▶ **WHAT IS ASKED**
Pull out from the material below all lines with "Peak".

Records about charts and figures:
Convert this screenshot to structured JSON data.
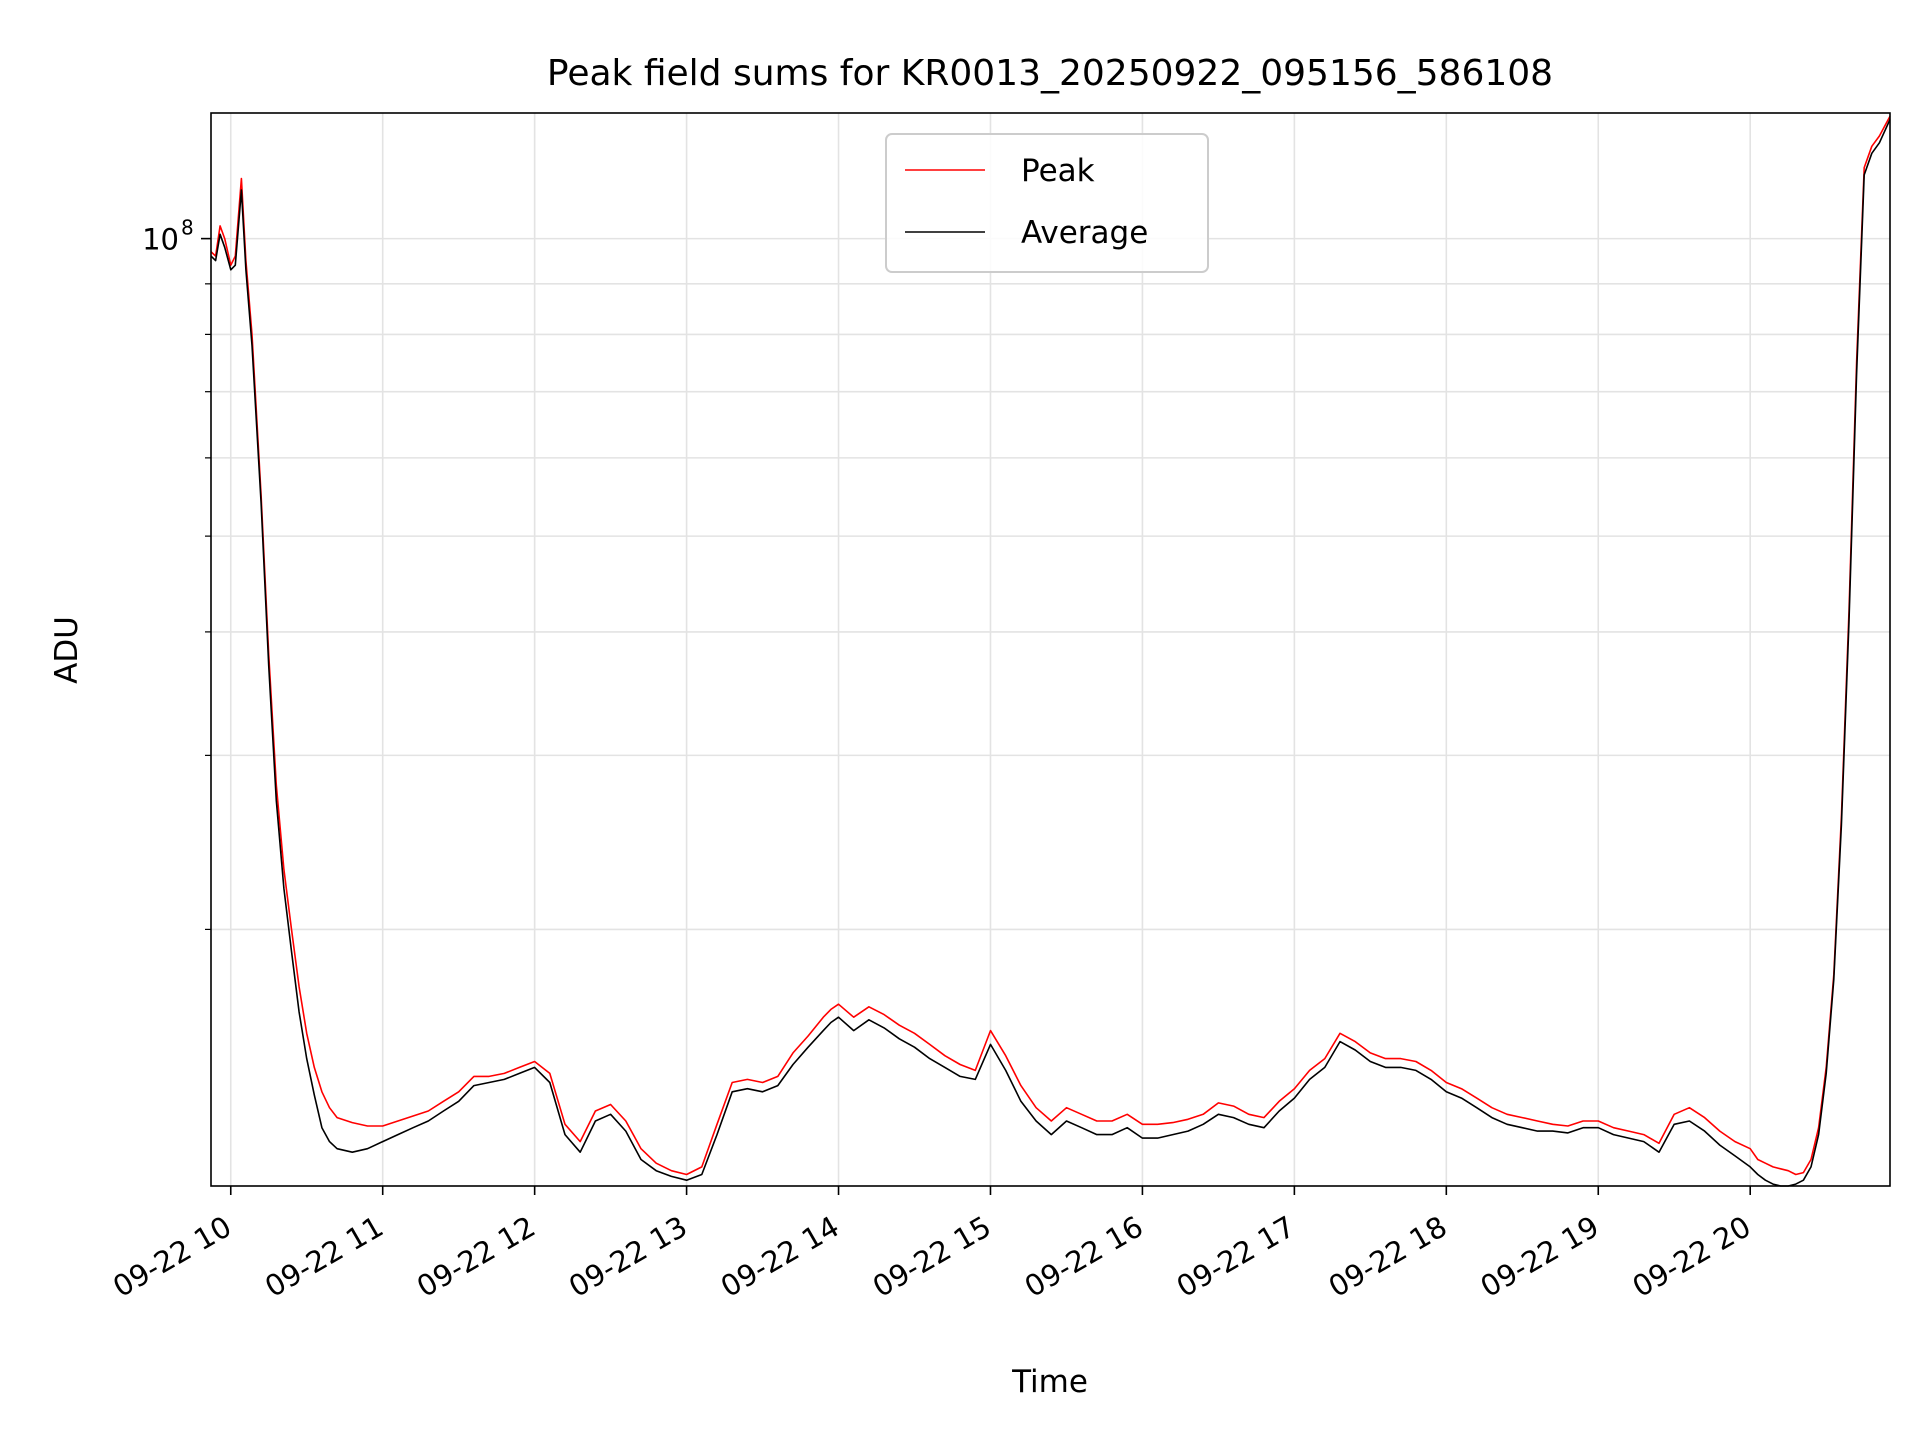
{
  "chart_data": {
    "type": "line",
    "title": "Peak field sums for KR0013_20250922_095156_586108",
    "xlabel": "Time",
    "ylabel": "ADU",
    "x_unit": "hours (2025-09-22)",
    "xlim": [
      9.87,
      20.92
    ],
    "yscale": "log",
    "ylim": [
      11000000,
      134000000
    ],
    "grid": true,
    "legend_location": "upper center",
    "x_ticks": [
      {
        "value": 10,
        "label": "09-22 10"
      },
      {
        "value": 11,
        "label": "09-22 11"
      },
      {
        "value": 12,
        "label": "09-22 12"
      },
      {
        "value": 13,
        "label": "09-22 13"
      },
      {
        "value": 14,
        "label": "09-22 14"
      },
      {
        "value": 15,
        "label": "09-22 15"
      },
      {
        "value": 16,
        "label": "09-22 16"
      },
      {
        "value": 17,
        "label": "09-22 17"
      },
      {
        "value": 18,
        "label": "09-22 18"
      },
      {
        "value": 19,
        "label": "09-22 19"
      },
      {
        "value": 20,
        "label": "09-22 20"
      }
    ],
    "y_major_ticks": [
      {
        "value": 100000000,
        "base": "10",
        "exponent": "8"
      }
    ],
    "y_minor_ticks": [
      20000000,
      30000000,
      40000000,
      50000000,
      60000000,
      70000000,
      80000000,
      90000000
    ],
    "series": [
      {
        "name": "Peak",
        "color": "#ff0000",
        "x": [
          9.87,
          9.9,
          9.93,
          9.96,
          10.0,
          10.03,
          10.07,
          10.1,
          10.14,
          10.2,
          10.25,
          10.3,
          10.35,
          10.4,
          10.45,
          10.5,
          10.55,
          10.6,
          10.65,
          10.7,
          10.8,
          10.9,
          11.0,
          11.1,
          11.2,
          11.3,
          11.4,
          11.5,
          11.6,
          11.7,
          11.8,
          11.9,
          12.0,
          12.1,
          12.2,
          12.3,
          12.4,
          12.5,
          12.6,
          12.7,
          12.8,
          12.9,
          13.0,
          13.1,
          13.2,
          13.3,
          13.4,
          13.5,
          13.6,
          13.7,
          13.8,
          13.9,
          13.95,
          14.0,
          14.1,
          14.2,
          14.3,
          14.4,
          14.5,
          14.6,
          14.7,
          14.8,
          14.9,
          15.0,
          15.1,
          15.2,
          15.3,
          15.4,
          15.5,
          15.6,
          15.7,
          15.8,
          15.9,
          16.0,
          16.1,
          16.2,
          16.3,
          16.4,
          16.5,
          16.6,
          16.7,
          16.8,
          16.9,
          17.0,
          17.1,
          17.2,
          17.3,
          17.4,
          17.5,
          17.6,
          17.7,
          17.8,
          17.9,
          18.0,
          18.1,
          18.2,
          18.3,
          18.4,
          18.5,
          18.6,
          18.7,
          18.8,
          18.9,
          19.0,
          19.1,
          19.2,
          19.3,
          19.4,
          19.5,
          19.6,
          19.7,
          19.8,
          19.9,
          20.0,
          20.05,
          20.1,
          20.15,
          20.2,
          20.25,
          20.3,
          20.35,
          20.4,
          20.45,
          20.5,
          20.55,
          20.6,
          20.65,
          20.7,
          20.75,
          20.8,
          20.85,
          20.92
        ],
        "y": [
          97000000,
          96000000,
          103000000,
          100000000,
          94000000,
          96000000,
          115000000,
          95000000,
          80000000,
          55000000,
          38000000,
          28000000,
          23000000,
          20000000,
          17500000,
          15700000,
          14500000,
          13700000,
          13200000,
          12900000,
          12750000,
          12650000,
          12650000,
          12800000,
          12950000,
          13100000,
          13400000,
          13700000,
          14200000,
          14200000,
          14300000,
          14500000,
          14700000,
          14300000,
          12700000,
          12200000,
          13100000,
          13300000,
          12800000,
          12000000,
          11600000,
          11400000,
          11300000,
          11500000,
          12700000,
          14000000,
          14100000,
          14000000,
          14200000,
          15000000,
          15600000,
          16300000,
          16600000,
          16800000,
          16300000,
          16700000,
          16400000,
          16000000,
          15700000,
          15300000,
          14900000,
          14600000,
          14400000,
          15800000,
          14900000,
          13900000,
          13200000,
          12800000,
          13200000,
          13000000,
          12800000,
          12800000,
          13000000,
          12700000,
          12700000,
          12750000,
          12850000,
          13000000,
          13350000,
          13250000,
          13000000,
          12900000,
          13400000,
          13800000,
          14400000,
          14800000,
          15700000,
          15400000,
          15000000,
          14800000,
          14800000,
          14700000,
          14400000,
          14000000,
          13800000,
          13500000,
          13200000,
          13000000,
          12900000,
          12800000,
          12700000,
          12650000,
          12800000,
          12800000,
          12600000,
          12500000,
          12400000,
          12150000,
          13000000,
          13200000,
          12900000,
          12500000,
          12200000,
          12000000,
          11700000,
          11600000,
          11500000,
          11450000,
          11400000,
          11300000,
          11350000,
          11700000,
          12600000,
          14500000,
          18000000,
          26000000,
          42000000,
          75000000,
          118000000,
          124000000,
          127000000,
          133000000
        ]
      },
      {
        "name": "Average",
        "color": "#000000",
        "x": [
          9.87,
          9.9,
          9.93,
          9.96,
          10.0,
          10.03,
          10.07,
          10.1,
          10.14,
          10.2,
          10.25,
          10.3,
          10.35,
          10.4,
          10.45,
          10.5,
          10.55,
          10.6,
          10.65,
          10.7,
          10.8,
          10.9,
          11.0,
          11.1,
          11.2,
          11.3,
          11.4,
          11.5,
          11.6,
          11.7,
          11.8,
          11.9,
          12.0,
          12.1,
          12.2,
          12.3,
          12.4,
          12.5,
          12.6,
          12.7,
          12.8,
          12.9,
          13.0,
          13.1,
          13.2,
          13.3,
          13.4,
          13.5,
          13.6,
          13.7,
          13.8,
          13.9,
          13.95,
          14.0,
          14.1,
          14.2,
          14.3,
          14.4,
          14.5,
          14.6,
          14.7,
          14.8,
          14.9,
          15.0,
          15.1,
          15.2,
          15.3,
          15.4,
          15.5,
          15.6,
          15.7,
          15.8,
          15.9,
          16.0,
          16.1,
          16.2,
          16.3,
          16.4,
          16.5,
          16.6,
          16.7,
          16.8,
          16.9,
          17.0,
          17.1,
          17.2,
          17.3,
          17.4,
          17.5,
          17.6,
          17.7,
          17.8,
          17.9,
          18.0,
          18.1,
          18.2,
          18.3,
          18.4,
          18.5,
          18.6,
          18.7,
          18.8,
          18.9,
          19.0,
          19.1,
          19.2,
          19.3,
          19.4,
          19.5,
          19.6,
          19.7,
          19.8,
          19.9,
          20.0,
          20.05,
          20.1,
          20.15,
          20.2,
          20.25,
          20.3,
          20.35,
          20.4,
          20.45,
          20.5,
          20.55,
          20.6,
          20.65,
          20.7,
          20.75,
          20.8,
          20.85,
          20.92
        ],
        "y": [
          96000000,
          95000000,
          101000000,
          98000000,
          93000000,
          94000000,
          112000000,
          93000000,
          78000000,
          54000000,
          37000000,
          27000000,
          22000000,
          19000000,
          16500000,
          14800000,
          13600000,
          12600000,
          12200000,
          12000000,
          11900000,
          12000000,
          12200000,
          12400000,
          12600000,
          12800000,
          13100000,
          13400000,
          13900000,
          14000000,
          14100000,
          14300000,
          14500000,
          14000000,
          12400000,
          11900000,
          12800000,
          13000000,
          12500000,
          11700000,
          11400000,
          11250000,
          11150000,
          11300000,
          12400000,
          13700000,
          13800000,
          13700000,
          13900000,
          14600000,
          15200000,
          15800000,
          16100000,
          16300000,
          15800000,
          16200000,
          15900000,
          15500000,
          15200000,
          14800000,
          14500000,
          14200000,
          14100000,
          15300000,
          14400000,
          13400000,
          12800000,
          12400000,
          12800000,
          12600000,
          12400000,
          12400000,
          12600000,
          12300000,
          12300000,
          12400000,
          12500000,
          12700000,
          13000000,
          12900000,
          12700000,
          12600000,
          13100000,
          13500000,
          14100000,
          14500000,
          15400000,
          15100000,
          14700000,
          14500000,
          14500000,
          14400000,
          14100000,
          13700000,
          13500000,
          13200000,
          12900000,
          12700000,
          12600000,
          12500000,
          12500000,
          12450000,
          12600000,
          12600000,
          12400000,
          12300000,
          12200000,
          11900000,
          12700000,
          12800000,
          12500000,
          12100000,
          11800000,
          11500000,
          11300000,
          11150000,
          11050000,
          11000000,
          11000000,
          11050000,
          11150000,
          11500000,
          12400000,
          14300000,
          17800000,
          25500000,
          41000000,
          73000000,
          116000000,
          122000000,
          125000000,
          132000000
        ]
      }
    ]
  }
}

▶ **RESULT BELOW**
    "title": "Peak field sums for KR0013_20250922_095156_586108",
        "name": "Peak",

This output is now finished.